### Text for analysis
[Start of section]

The Miz is just about to sneak away with it, but gets exactly cocky enough without anyone to watch his back for Zack Ryder to take him out and get the title.

It’s a nice little result. A feel good victory, and like a lot of the match itself, a kind of make-good to the company a solid four years late after how horribly they fucked him once upon a time. Given how well things turned out for the guy after his WWE tenure eventually ended, it doesn’t feel QUITE as good as it’s no longer like this one bright little moment, but it’s still nice. More importantly, it’s a nice moment that comes largely from out of nowhere, this one little glimmer on an otherwise deeply depressing event that shows that somewhere deep down there, there’s some knowledge of how this thing is supposed to work, or at least how it can work.

Unfortunately this Kev/Sami ladder match with a feel good result doesn’t result in Super Dragon’s return, but given how much this match got right, you can only ever expect so much from this company.

The match of the night, for whatever that matters on a show like this.

***

Triple H vs. Dolph Ziggler, WWE Raw (3/14/2016)

This was for nothing, but functionally and in my memory and yours, it was somehow a title match.

An easy joke to make here is that it’s a cosplay version of Triple H vs. Shawn Michaels. As someone who was once paid to watch all of their matches against each other early on in this blog’s life, before I really figured out what this was, that’s not entirely unfair.

It’s a version of Triple H vs. Shawn Michaels in which Shawn is in his physical prime as a bump freak but also in which he can make more spirited and exciting comebacks. It’s a version of that match where the guy throwing a superkick and bumping around all match also has a better handle on longer term selling with regards to the focus of Hunter’s control segment. It’s also a version where Triple H seems to know his limits a little more and also works a little more viciously when in control, not embarrassing himself so much trying to do Flair bumps while he’s way too heavy and slow. Additionally, it is only fifteen minutes instead of half an hour or forty seven minutes, and nobody embarrasses themselves by using a blood packet.

[End of section]

Quote the entire wrestling review word for word. The records that follow have no connection to the wrestling review.

[Document understanding data]
[Start of section]

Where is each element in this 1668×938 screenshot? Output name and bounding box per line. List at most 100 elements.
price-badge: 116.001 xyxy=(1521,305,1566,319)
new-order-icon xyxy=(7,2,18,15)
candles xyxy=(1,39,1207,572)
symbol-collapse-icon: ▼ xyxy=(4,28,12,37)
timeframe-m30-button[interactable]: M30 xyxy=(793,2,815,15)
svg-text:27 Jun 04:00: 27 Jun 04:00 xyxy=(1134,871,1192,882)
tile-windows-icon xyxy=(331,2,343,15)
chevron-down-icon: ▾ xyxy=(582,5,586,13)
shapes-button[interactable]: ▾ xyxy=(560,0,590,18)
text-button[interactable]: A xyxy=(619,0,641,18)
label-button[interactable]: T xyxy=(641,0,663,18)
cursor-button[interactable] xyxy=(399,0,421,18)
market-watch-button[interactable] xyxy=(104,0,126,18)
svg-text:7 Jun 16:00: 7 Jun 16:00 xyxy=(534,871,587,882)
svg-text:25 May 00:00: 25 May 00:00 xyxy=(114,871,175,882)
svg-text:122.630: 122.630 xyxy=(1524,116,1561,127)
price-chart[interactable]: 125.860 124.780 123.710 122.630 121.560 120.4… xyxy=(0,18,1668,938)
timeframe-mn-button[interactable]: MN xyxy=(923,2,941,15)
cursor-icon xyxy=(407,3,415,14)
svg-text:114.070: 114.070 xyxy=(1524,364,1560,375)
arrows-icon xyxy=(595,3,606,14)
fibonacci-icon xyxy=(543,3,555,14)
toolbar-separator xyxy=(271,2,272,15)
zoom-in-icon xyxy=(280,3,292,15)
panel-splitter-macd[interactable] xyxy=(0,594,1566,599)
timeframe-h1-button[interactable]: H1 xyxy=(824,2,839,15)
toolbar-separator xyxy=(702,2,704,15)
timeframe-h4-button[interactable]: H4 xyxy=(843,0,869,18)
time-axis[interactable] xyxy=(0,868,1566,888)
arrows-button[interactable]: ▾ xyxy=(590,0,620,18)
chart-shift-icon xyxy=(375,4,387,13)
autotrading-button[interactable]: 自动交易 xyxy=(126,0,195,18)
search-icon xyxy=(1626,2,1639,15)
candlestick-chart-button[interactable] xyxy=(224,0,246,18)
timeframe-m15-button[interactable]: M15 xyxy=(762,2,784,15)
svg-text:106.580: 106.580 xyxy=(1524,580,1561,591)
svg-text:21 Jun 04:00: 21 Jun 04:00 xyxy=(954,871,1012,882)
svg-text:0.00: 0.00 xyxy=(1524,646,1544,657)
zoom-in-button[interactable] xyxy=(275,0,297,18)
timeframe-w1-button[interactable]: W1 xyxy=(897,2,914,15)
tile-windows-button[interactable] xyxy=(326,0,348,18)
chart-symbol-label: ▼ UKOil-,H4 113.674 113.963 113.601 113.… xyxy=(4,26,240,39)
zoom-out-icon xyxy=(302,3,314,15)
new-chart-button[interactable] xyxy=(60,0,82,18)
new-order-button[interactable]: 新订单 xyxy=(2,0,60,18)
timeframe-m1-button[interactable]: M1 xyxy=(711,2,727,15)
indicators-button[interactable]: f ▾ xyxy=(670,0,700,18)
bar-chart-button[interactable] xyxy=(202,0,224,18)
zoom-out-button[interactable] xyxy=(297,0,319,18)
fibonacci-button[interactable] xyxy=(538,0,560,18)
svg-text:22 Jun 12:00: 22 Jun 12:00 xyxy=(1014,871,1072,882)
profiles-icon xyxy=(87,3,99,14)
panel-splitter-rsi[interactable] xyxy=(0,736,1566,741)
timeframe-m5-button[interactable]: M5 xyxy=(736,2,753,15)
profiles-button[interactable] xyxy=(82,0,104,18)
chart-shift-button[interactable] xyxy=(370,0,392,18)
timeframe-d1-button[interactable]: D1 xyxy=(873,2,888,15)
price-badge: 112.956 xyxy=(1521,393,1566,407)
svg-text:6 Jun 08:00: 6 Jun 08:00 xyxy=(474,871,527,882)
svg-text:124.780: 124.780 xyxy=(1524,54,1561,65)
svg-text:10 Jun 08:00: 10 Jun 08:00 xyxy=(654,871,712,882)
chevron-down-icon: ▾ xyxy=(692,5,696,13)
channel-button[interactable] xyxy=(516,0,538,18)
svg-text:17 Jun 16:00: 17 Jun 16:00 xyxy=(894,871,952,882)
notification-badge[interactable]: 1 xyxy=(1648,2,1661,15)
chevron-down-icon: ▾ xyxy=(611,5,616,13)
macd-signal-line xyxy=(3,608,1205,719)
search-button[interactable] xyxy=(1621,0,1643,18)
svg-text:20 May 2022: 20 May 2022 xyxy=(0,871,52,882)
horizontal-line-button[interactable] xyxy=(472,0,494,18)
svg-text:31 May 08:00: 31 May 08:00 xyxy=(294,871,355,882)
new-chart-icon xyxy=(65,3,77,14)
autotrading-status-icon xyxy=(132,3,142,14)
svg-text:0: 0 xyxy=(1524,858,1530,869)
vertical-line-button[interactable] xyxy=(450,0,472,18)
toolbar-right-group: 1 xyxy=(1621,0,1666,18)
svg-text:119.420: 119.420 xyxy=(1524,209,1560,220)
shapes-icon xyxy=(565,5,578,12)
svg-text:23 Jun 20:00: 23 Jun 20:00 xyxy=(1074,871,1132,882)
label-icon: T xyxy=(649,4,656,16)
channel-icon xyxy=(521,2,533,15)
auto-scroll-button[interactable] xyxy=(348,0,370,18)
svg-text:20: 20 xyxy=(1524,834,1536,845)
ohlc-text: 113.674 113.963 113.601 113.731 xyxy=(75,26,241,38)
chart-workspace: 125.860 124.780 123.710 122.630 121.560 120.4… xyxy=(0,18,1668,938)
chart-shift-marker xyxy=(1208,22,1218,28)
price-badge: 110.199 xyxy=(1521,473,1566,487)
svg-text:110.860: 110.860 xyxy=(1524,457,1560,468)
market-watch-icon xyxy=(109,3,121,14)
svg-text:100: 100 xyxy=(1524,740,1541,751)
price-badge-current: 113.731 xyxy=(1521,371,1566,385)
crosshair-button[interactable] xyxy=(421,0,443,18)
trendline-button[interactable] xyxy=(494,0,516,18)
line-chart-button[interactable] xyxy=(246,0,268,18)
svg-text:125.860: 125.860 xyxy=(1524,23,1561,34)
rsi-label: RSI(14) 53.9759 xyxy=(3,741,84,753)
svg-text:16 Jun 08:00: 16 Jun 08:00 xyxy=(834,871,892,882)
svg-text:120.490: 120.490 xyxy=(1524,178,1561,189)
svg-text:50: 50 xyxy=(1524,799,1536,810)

[End of section]

### Result of the exercise
The Miz is just about to sneak away with it, but gets exactly cocky enough without anyone to watch his back for Zack Ryder to take him out and get the title.

It’s a nice little result. A feel good victory, and like a lot of the match itself, a kind of make-good to the company a solid four years late after how horribly they fucked him once upon a time. Given how well things turned out for the guy after his WWE tenure eventually ended, it doesn’t feel QUITE as good as it’s no longer like this one bright little moment, but it’s still nice. More importantly, it’s a nice moment that comes largely from out of nowhere, this one little glimmer on an otherwise deeply depressing event that shows that somewhere deep down there, there’s some knowledge of how this thing is supposed to work, or at least how it can work.

Unfortunately this Kev/Sami ladder match with a feel good result doesn’t result in Super Dragon’s return, but given how much this match got right, you can only ever expect so much from this company.

The match of the night, for whatever that matters on a show like this.

***

Triple H vs. Dolph Ziggler, WWE Raw (3/14/2016)

This was for nothing, but functionally and in my memory and yours, it was somehow a title match.

An easy joke to make here is that it’s a cosplay version of Triple H vs. Shawn Michaels. As someone who was once paid to watch all of their matches against each other early on in this blog’s life, before I really figured out what this was, that’s not entirely unfair.

It’s a version of Triple H vs. Shawn Michaels in which Shawn is in his physical prime as a bump freak but also in which he can make more spirited and exciting comebacks. It’s a version of that match where the guy throwing a superkick and bumping around all match also has a better handle on longer term selling with regards to the focus of Hunter’s control segment. It’s also a version where Triple H seems to know his limits a little more and also works a little more viciously when in control, not embarrassing himself so much trying to do Flair bumps while he’s way too heavy and slow. Additionally, it is only fifteen minutes instead of half an hour or forty seven minutes, and nobody embarrasses themselves by using a blood packet.